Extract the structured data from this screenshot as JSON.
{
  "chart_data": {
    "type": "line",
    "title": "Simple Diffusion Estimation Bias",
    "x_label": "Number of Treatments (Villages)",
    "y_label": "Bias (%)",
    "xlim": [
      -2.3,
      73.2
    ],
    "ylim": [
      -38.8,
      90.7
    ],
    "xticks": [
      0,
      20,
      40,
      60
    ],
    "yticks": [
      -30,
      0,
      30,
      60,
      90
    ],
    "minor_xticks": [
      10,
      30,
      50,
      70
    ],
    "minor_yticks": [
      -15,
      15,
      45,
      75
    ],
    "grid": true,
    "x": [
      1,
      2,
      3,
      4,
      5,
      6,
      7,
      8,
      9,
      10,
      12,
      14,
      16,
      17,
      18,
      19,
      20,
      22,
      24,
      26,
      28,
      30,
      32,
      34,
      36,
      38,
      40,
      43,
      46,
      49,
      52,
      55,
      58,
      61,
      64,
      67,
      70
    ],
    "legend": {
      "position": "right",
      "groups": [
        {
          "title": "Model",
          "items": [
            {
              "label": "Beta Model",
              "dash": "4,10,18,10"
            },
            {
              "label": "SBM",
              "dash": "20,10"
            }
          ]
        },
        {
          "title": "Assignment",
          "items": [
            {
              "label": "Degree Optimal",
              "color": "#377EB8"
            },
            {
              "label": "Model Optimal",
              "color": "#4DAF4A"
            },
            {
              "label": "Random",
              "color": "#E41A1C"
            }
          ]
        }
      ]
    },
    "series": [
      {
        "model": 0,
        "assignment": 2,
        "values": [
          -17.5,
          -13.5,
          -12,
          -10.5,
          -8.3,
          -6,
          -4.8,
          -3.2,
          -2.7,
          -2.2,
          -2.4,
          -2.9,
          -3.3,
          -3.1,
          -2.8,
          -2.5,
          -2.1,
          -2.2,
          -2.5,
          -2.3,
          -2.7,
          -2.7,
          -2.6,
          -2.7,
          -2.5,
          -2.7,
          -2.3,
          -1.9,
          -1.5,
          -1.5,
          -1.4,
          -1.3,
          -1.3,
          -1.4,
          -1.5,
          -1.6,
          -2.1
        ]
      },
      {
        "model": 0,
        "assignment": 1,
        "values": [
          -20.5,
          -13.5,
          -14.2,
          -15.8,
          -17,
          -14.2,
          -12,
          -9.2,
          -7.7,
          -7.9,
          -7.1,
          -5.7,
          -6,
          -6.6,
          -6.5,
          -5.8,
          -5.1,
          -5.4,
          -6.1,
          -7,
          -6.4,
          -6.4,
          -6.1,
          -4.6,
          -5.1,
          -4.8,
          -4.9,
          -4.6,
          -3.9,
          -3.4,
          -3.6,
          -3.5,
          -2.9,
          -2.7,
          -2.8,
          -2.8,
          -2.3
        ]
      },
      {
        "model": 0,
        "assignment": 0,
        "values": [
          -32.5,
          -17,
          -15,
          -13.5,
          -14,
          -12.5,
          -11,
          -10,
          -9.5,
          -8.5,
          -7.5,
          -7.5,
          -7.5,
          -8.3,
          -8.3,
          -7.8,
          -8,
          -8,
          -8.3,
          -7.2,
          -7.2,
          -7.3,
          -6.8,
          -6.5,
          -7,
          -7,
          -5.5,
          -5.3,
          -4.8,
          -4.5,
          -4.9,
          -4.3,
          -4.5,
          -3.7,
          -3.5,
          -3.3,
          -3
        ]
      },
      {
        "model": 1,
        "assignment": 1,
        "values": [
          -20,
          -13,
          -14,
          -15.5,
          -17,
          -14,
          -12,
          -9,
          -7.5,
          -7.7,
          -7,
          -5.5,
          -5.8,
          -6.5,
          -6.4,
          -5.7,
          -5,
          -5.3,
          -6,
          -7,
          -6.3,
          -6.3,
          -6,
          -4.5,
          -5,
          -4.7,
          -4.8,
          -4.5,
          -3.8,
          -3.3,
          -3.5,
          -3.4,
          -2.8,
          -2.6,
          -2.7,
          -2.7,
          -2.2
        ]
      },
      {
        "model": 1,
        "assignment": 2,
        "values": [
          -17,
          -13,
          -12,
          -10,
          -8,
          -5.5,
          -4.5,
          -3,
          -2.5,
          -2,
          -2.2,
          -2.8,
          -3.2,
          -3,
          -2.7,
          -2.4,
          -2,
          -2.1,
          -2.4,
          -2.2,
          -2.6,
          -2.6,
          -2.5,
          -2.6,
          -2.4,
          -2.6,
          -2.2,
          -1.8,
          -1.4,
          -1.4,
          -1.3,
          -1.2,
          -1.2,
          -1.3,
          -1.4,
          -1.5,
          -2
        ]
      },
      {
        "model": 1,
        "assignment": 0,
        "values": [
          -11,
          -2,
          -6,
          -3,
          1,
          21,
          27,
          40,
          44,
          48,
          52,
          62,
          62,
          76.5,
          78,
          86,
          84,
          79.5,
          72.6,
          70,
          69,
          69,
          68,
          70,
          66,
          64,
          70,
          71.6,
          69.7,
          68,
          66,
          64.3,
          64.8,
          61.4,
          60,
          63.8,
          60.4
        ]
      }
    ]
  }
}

--- --- ---

Work instructions: Every line of the material must be returned exactly as it appears.

Output:
Extract the structured data from this screenshot as JSON.
{
  "chart_data": {
    "type": "line",
    "title": "Simple Diffusion Estimation Bias",
    "x_label": "Number of Treatments (Villages)",
    "y_label": "Bias (%)",
    "xlim": [
      -2.3,
      73.2
    ],
    "ylim": [
      -38.8,
      90.7
    ],
    "xticks": [
      0,
      20,
      40,
      60
    ],
    "yticks": [
      -30,
      0,
      30,
      60,
      90
    ],
    "minor_xticks": [
      10,
      30,
      50,
      70
    ],
    "minor_yticks": [
      -15,
      15,
      45,
      75
    ],
    "grid": true,
    "x": [
      1,
      2,
      3,
      4,
      5,
      6,
      7,
      8,
      9,
      10,
      12,
      14,
      16,
      17,
      18,
      19,
      20,
      22,
      24,
      26,
      28,
      30,
      32,
      34,
      36,
      38,
      40,
      43,
      46,
      49,
      52,
      55,
      58,
      61,
      64,
      67,
      70
    ],
    "legend": {
      "position": "right",
      "groups": [
        {
          "title": "Model",
          "items": [
            {
              "label": "Beta Model",
              "dash": "4,10,18,10"
            },
            {
              "label": "SBM",
              "dash": "20,10"
            }
          ]
        },
        {
          "title": "Assignment",
          "items": [
            {
              "label": "Degree Optimal",
              "color": "#377EB8"
            },
            {
              "label": "Model Optimal",
              "color": "#4DAF4A"
            },
            {
              "label": "Random",
              "color": "#E41A1C"
            }
          ]
        }
      ]
    },
    "series": [
      {
        "model": 0,
        "assignment": 2,
        "values": [
          -17.5,
          -13.5,
          -12,
          -10.5,
          -8.3,
          -6,
          -4.8,
          -3.2,
          -2.7,
          -2.2,
          -2.4,
          -2.9,
          -3.3,
          -3.1,
          -2.8,
          -2.5,
          -2.1,
          -2.2,
          -2.5,
          -2.3,
          -2.7,
          -2.7,
          -2.6,
          -2.7,
          -2.5,
          -2.7,
          -2.3,
          -1.9,
          -1.5,
          -1.5,
          -1.4,
          -1.3,
          -1.3,
          -1.4,
          -1.5,
          -1.6,
          -2.1
        ]
      },
      {
        "model": 0,
        "assignment": 1,
        "values": [
          -20.5,
          -13.5,
          -14.2,
          -15.8,
          -17,
          -14.2,
          -12,
          -9.2,
          -7.7,
          -7.9,
          -7.1,
          -5.7,
          -6,
          -6.6,
          -6.5,
          -5.8,
          -5.1,
          -5.4,
          -6.1,
          -7,
          -6.4,
          -6.4,
          -6.1,
          -4.6,
          -5.1,
          -4.8,
          -4.9,
          -4.6,
          -3.9,
          -3.4,
          -3.6,
          -3.5,
          -2.9,
          -2.7,
          -2.8,
          -2.8,
          -2.3
        ]
      },
      {
        "model": 0,
        "assignment": 0,
        "values": [
          -32.5,
          -17,
          -15,
          -13.5,
          -14,
          -12.5,
          -11,
          -10,
          -9.5,
          -8.5,
          -7.5,
          -7.5,
          -7.5,
          -8.3,
          -8.3,
          -7.8,
          -8,
          -8,
          -8.3,
          -7.2,
          -7.2,
          -7.3,
          -6.8,
          -6.5,
          -7,
          -7,
          -5.5,
          -5.3,
          -4.8,
          -4.5,
          -4.9,
          -4.3,
          -4.5,
          -3.7,
          -3.5,
          -3.3,
          -3
        ]
      },
      {
        "model": 1,
        "assignment": 1,
        "values": [
          -20,
          -13,
          -14,
          -15.5,
          -17,
          -14,
          -12,
          -9,
          -7.5,
          -7.7,
          -7,
          -5.5,
          -5.8,
          -6.5,
          -6.4,
          -5.7,
          -5,
          -5.3,
          -6,
          -7,
          -6.3,
          -6.3,
          -6,
          -4.5,
          -5,
          -4.7,
          -4.8,
          -4.5,
          -3.8,
          -3.3,
          -3.5,
          -3.4,
          -2.8,
          -2.6,
          -2.7,
          -2.7,
          -2.2
        ]
      },
      {
        "model": 1,
        "assignment": 2,
        "values": [
          -17,
          -13,
          -12,
          -10,
          -8,
          -5.5,
          -4.5,
          -3,
          -2.5,
          -2,
          -2.2,
          -2.8,
          -3.2,
          -3,
          -2.7,
          -2.4,
          -2,
          -2.1,
          -2.4,
          -2.2,
          -2.6,
          -2.6,
          -2.5,
          -2.6,
          -2.4,
          -2.6,
          -2.2,
          -1.8,
          -1.4,
          -1.4,
          -1.3,
          -1.2,
          -1.2,
          -1.3,
          -1.4,
          -1.5,
          -2
        ]
      },
      {
        "model": 1,
        "assignment": 0,
        "values": [
          -11,
          -2,
          -6,
          -3,
          1,
          21,
          27,
          40,
          44,
          48,
          52,
          62,
          62,
          76.5,
          78,
          86,
          84,
          79.5,
          72.6,
          70,
          69,
          69,
          68,
          70,
          66,
          64,
          70,
          71.6,
          69.7,
          68,
          66,
          64.3,
          64.8,
          61.4,
          60,
          63.8,
          60.4
        ]
      }
    ]
  }
}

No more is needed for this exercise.